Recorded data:
Start

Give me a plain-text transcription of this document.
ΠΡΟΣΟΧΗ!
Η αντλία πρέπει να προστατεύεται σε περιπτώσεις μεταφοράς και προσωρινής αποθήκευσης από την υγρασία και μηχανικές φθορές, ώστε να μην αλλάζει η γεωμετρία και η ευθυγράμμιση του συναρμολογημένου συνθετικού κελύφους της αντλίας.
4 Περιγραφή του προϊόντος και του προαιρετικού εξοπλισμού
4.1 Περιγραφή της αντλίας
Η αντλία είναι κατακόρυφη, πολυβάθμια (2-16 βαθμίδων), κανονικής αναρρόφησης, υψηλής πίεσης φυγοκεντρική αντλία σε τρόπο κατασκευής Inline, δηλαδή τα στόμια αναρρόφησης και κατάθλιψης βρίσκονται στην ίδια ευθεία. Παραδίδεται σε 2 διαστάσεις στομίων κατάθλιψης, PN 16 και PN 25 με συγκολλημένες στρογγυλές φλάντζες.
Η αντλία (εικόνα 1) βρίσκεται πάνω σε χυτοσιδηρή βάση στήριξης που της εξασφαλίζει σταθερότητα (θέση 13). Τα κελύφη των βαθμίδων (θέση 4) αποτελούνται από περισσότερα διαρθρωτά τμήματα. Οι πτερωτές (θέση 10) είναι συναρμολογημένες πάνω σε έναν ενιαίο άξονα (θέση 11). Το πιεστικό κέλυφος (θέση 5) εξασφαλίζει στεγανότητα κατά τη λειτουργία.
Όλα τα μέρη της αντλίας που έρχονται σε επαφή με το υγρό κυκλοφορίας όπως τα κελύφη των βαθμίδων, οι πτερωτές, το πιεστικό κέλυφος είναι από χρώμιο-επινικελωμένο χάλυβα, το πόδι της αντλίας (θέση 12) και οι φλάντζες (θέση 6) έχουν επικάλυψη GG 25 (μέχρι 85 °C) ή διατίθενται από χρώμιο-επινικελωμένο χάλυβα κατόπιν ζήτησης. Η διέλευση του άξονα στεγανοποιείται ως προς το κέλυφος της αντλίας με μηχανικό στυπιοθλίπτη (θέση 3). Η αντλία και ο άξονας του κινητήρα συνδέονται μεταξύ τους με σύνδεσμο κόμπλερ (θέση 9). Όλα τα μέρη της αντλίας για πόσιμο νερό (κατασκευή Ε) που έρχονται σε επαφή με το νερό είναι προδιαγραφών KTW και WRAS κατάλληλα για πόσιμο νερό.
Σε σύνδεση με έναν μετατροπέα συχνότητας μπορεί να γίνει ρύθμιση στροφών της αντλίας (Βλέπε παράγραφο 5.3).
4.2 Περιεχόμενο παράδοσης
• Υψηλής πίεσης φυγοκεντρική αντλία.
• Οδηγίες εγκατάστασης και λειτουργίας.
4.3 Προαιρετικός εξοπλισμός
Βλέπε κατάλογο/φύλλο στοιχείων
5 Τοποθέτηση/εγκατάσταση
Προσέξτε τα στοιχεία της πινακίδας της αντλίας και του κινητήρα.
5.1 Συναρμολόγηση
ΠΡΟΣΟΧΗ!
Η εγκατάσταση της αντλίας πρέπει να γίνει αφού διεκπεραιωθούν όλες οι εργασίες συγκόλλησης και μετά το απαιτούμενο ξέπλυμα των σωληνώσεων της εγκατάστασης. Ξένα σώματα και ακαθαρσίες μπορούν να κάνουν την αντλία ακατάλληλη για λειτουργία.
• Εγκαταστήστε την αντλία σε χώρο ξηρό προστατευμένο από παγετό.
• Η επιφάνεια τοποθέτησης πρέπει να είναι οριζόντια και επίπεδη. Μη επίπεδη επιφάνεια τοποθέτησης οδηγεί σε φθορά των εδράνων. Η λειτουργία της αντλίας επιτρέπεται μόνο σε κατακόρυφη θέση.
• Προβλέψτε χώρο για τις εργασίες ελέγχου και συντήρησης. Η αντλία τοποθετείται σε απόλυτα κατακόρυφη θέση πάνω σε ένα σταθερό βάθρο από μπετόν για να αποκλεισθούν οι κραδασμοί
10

End

*Problem description*
Search the preceding listing for the word "κατακόρυφη" and pull out every line that holds it.

*Exercise response*
Η αντλία είναι κατακόρυφη, πολυβάθμια (2-16 βαθμίδων), κανονικής αναρρόφησης, υψηλής πίεσης φυγοκεντρική αντλία σε τρόπο κατασκευής Inline, δηλαδή τα στόμια αναρρόφησης και κατάθλιψης βρίσκονται στην ίδια ευθεία. Παραδίδεται σε 2 διαστάσεις στομίων κατάθλιψης, PN 16 και PN 25 με συγκολλημένες στρογγυλές φλάντζες.
• Η επιφάνεια τοποθέτησης πρέπει να είναι οριζόντια και επίπεδη. Μη επίπεδη επιφάνεια τοποθέτησης οδηγεί σε φθορά των εδράνων. Η λειτουργία της αντλίας επιτρέπεται μόνο σε κατακόρυφη θέση.
• Προβλέψτε χώρο για τις εργασίες ελέγχου και συντήρησης. Η αντλία τοποθετείται σε απόλυτα κατακόρυφη θέση πάνω σε ένα σταθερό βάθρο από μπετόν για να αποκλεισθούν οι κραδασμοί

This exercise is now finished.